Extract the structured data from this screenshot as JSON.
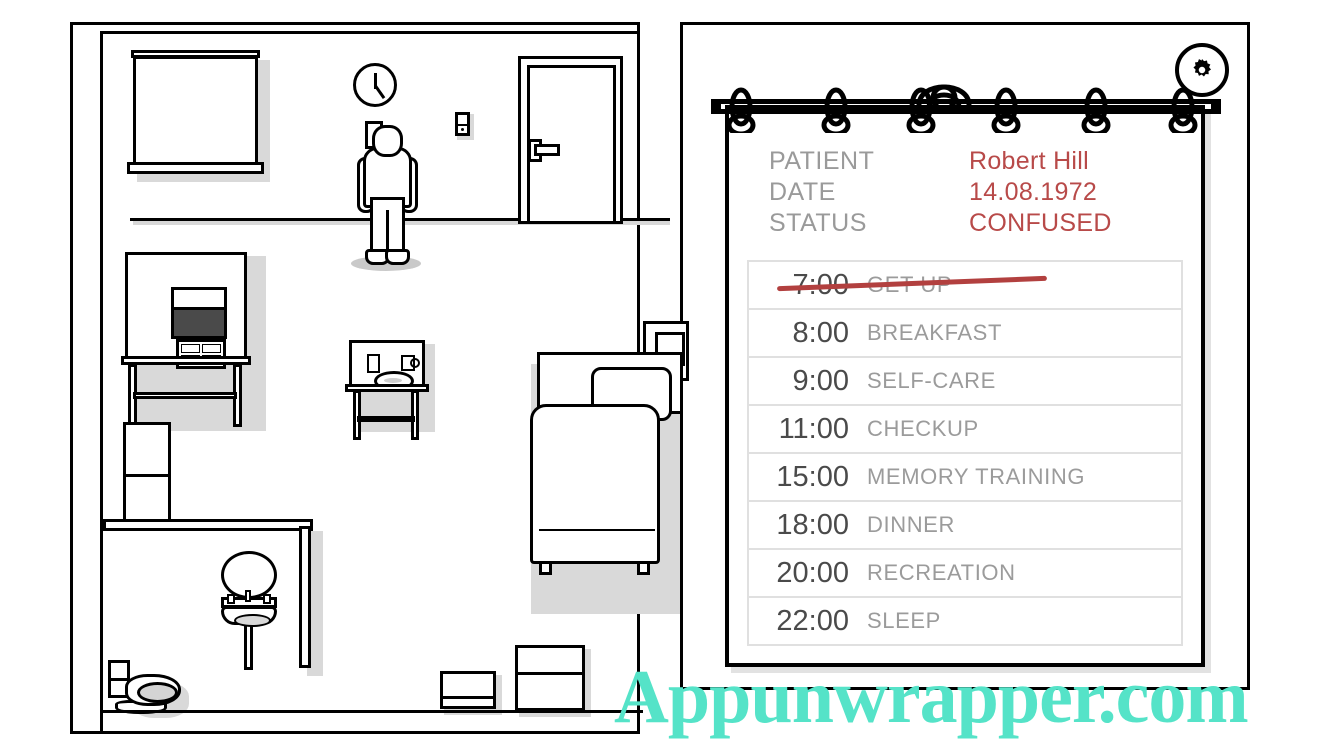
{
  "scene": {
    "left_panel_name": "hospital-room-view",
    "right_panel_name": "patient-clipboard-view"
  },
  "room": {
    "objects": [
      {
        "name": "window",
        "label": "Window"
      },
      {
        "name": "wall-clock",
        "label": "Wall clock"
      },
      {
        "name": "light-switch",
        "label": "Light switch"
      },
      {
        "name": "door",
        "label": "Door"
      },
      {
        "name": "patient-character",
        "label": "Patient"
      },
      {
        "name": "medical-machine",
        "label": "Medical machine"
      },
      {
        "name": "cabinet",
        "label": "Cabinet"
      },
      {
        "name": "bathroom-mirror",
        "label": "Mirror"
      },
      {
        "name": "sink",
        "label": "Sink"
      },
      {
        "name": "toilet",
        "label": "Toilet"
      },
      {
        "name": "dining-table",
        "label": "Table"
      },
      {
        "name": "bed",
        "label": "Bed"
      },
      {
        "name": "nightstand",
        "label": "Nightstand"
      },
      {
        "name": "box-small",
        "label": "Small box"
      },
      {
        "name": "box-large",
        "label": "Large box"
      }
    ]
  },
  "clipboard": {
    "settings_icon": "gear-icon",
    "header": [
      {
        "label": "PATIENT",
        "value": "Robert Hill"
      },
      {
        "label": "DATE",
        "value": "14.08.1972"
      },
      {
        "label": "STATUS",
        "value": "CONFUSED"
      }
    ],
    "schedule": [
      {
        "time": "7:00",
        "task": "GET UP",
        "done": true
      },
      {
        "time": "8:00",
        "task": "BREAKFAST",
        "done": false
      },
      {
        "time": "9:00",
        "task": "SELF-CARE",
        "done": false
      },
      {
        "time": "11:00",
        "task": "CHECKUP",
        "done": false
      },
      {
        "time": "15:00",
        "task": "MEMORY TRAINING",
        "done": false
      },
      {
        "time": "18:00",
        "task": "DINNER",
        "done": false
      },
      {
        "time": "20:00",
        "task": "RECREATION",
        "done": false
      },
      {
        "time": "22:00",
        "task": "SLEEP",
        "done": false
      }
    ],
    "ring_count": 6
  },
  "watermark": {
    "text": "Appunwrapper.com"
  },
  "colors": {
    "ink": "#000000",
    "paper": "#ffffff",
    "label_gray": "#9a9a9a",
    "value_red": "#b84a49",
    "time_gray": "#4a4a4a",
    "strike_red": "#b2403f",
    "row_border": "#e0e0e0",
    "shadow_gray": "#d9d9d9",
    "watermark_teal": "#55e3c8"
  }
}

■ ■ ■

**Exercise goal**
Give an exact copy of the material, leaving out every picture.

**Right answer**
Extract the structured data from this screenshot as JSON.
{
  "scene": {
    "left_panel_name": "hospital-room-view",
    "right_panel_name": "patient-clipboard-view"
  },
  "room": {
    "objects": [
      {
        "name": "window",
        "label": "Window"
      },
      {
        "name": "wall-clock",
        "label": "Wall clock"
      },
      {
        "name": "light-switch",
        "label": "Light switch"
      },
      {
        "name": "door",
        "label": "Door"
      },
      {
        "name": "patient-character",
        "label": "Patient"
      },
      {
        "name": "medical-machine",
        "label": "Medical machine"
      },
      {
        "name": "cabinet",
        "label": "Cabinet"
      },
      {
        "name": "bathroom-mirror",
        "label": "Mirror"
      },
      {
        "name": "sink",
        "label": "Sink"
      },
      {
        "name": "toilet",
        "label": "Toilet"
      },
      {
        "name": "dining-table",
        "label": "Table"
      },
      {
        "name": "bed",
        "label": "Bed"
      },
      {
        "name": "nightstand",
        "label": "Nightstand"
      },
      {
        "name": "box-small",
        "label": "Small box"
      },
      {
        "name": "box-large",
        "label": "Large box"
      }
    ]
  },
  "clipboard": {
    "settings_icon": "gear-icon",
    "header": [
      {
        "label": "PATIENT",
        "value": "Robert Hill"
      },
      {
        "label": "DATE",
        "value": "14.08.1972"
      },
      {
        "label": "STATUS",
        "value": "CONFUSED"
      }
    ],
    "schedule": [
      {
        "time": "7:00",
        "task": "GET UP",
        "done": true
      },
      {
        "time": "8:00",
        "task": "BREAKFAST",
        "done": false
      },
      {
        "time": "9:00",
        "task": "SELF-CARE",
        "done": false
      },
      {
        "time": "11:00",
        "task": "CHECKUP",
        "done": false
      },
      {
        "time": "15:00",
        "task": "MEMORY TRAINING",
        "done": false
      },
      {
        "time": "18:00",
        "task": "DINNER",
        "done": false
      },
      {
        "time": "20:00",
        "task": "RECREATION",
        "done": false
      },
      {
        "time": "22:00",
        "task": "SLEEP",
        "done": false
      }
    ],
    "ring_count": 6
  },
  "watermark": {
    "text": "Appunwrapper.com"
  },
  "colors": {
    "ink": "#000000",
    "paper": "#ffffff",
    "label_gray": "#9a9a9a",
    "value_red": "#b84a49",
    "time_gray": "#4a4a4a",
    "strike_red": "#b2403f",
    "row_border": "#e0e0e0",
    "shadow_gray": "#d9d9d9",
    "watermark_teal": "#55e3c8"
  }
}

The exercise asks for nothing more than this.